Problem requirements —
Determine how many lines of the data below contain "name", then give only that number.

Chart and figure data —
+++

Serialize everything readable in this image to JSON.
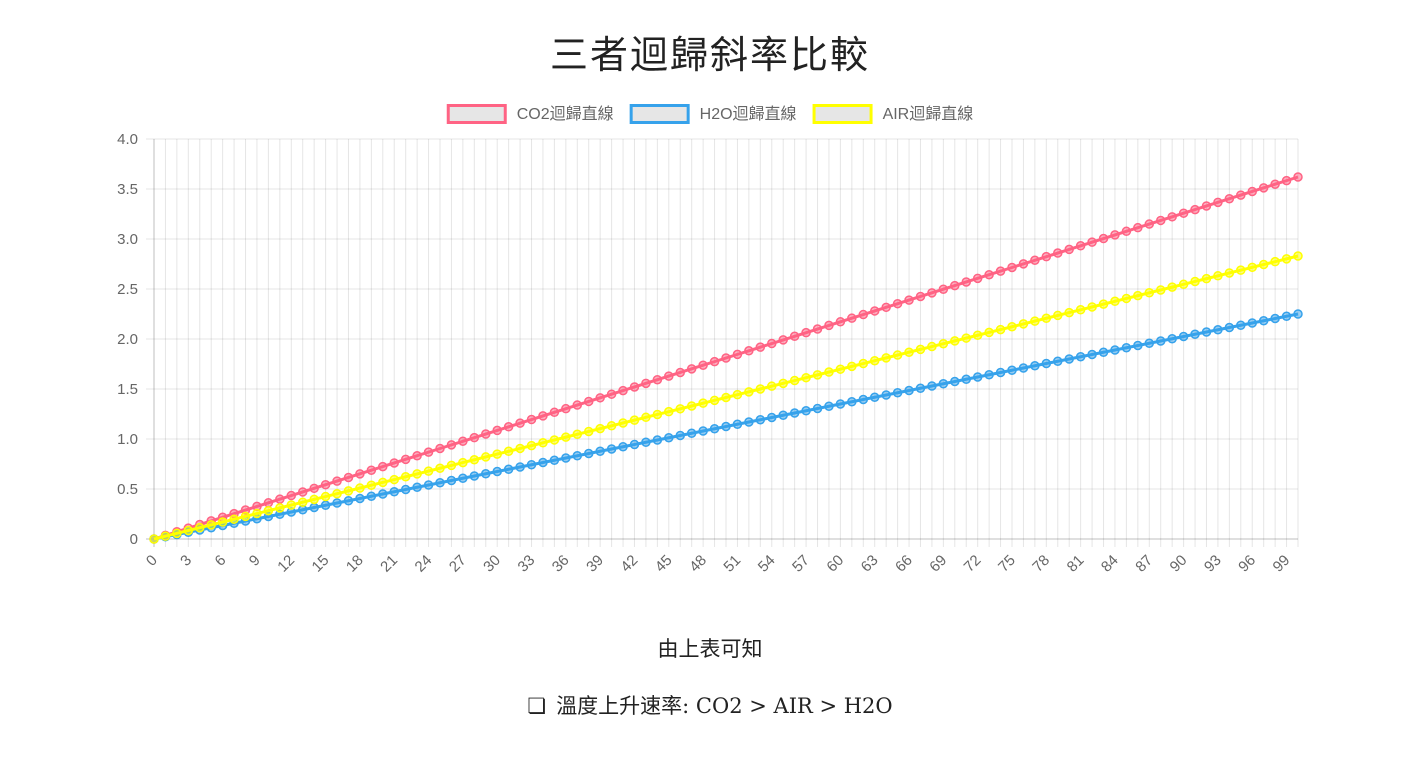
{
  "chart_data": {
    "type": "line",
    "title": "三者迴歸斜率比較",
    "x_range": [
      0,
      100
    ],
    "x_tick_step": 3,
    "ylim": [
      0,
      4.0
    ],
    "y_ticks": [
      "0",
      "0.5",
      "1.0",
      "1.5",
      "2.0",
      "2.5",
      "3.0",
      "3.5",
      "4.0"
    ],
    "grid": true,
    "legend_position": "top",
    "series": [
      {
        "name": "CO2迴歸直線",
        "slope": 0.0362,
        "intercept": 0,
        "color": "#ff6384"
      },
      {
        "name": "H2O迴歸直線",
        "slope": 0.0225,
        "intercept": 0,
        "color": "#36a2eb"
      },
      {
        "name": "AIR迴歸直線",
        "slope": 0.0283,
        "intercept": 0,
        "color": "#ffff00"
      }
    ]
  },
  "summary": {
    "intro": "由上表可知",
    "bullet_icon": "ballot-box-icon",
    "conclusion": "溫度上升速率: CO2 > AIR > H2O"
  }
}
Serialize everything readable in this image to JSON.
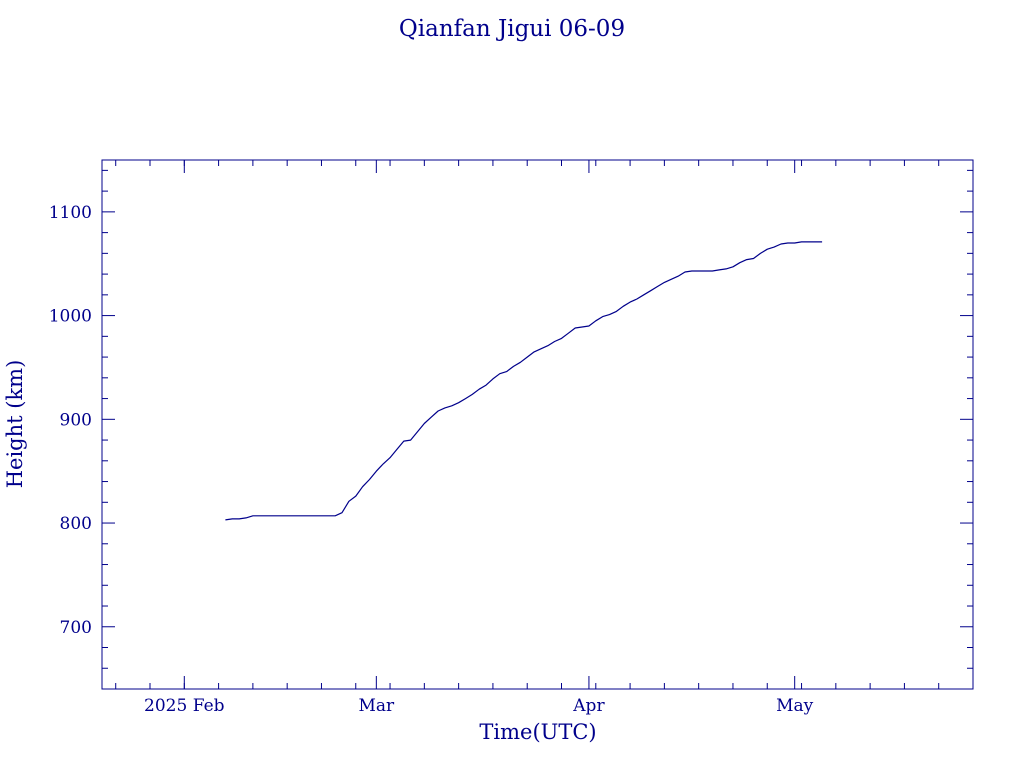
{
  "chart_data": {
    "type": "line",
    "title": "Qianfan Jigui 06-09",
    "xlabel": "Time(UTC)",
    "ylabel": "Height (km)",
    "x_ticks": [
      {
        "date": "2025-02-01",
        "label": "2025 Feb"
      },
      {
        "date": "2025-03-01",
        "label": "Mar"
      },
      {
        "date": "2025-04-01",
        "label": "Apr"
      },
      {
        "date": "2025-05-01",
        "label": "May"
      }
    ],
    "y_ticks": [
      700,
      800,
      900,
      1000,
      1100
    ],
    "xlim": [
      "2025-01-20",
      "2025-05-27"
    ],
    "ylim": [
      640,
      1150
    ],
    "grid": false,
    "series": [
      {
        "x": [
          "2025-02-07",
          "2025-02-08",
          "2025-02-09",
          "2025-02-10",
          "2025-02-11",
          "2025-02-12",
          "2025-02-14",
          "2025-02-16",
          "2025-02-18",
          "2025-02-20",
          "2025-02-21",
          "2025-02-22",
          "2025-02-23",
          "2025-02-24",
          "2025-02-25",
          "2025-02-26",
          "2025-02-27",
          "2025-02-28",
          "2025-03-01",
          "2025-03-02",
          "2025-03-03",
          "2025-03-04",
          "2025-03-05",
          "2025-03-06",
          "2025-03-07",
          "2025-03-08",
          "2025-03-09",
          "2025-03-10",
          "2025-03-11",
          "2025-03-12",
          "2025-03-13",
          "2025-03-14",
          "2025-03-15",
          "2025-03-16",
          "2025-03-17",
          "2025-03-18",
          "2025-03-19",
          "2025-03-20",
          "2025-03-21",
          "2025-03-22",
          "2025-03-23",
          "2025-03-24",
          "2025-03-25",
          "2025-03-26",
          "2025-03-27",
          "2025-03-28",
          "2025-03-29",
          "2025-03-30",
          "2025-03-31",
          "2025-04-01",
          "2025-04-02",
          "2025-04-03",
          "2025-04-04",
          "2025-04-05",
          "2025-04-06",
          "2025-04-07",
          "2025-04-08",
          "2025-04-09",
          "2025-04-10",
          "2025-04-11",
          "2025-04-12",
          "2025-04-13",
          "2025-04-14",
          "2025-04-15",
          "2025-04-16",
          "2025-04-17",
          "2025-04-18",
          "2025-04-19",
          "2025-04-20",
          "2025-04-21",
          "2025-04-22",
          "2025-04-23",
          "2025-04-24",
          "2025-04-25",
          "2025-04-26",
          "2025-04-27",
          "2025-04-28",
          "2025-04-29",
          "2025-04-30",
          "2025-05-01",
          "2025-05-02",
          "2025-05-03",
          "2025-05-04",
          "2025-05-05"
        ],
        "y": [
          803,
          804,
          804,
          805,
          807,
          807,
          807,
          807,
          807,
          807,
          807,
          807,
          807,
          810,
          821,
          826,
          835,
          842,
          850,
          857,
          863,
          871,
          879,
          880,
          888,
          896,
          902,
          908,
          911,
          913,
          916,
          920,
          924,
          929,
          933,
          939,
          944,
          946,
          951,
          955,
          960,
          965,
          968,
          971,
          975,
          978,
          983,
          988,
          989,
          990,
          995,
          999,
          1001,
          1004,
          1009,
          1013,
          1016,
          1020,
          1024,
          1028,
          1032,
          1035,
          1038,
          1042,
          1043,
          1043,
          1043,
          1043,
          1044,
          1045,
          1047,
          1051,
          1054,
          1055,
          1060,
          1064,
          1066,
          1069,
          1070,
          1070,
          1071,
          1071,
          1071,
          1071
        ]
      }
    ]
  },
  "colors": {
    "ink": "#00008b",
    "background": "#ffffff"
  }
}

+++

The result —
3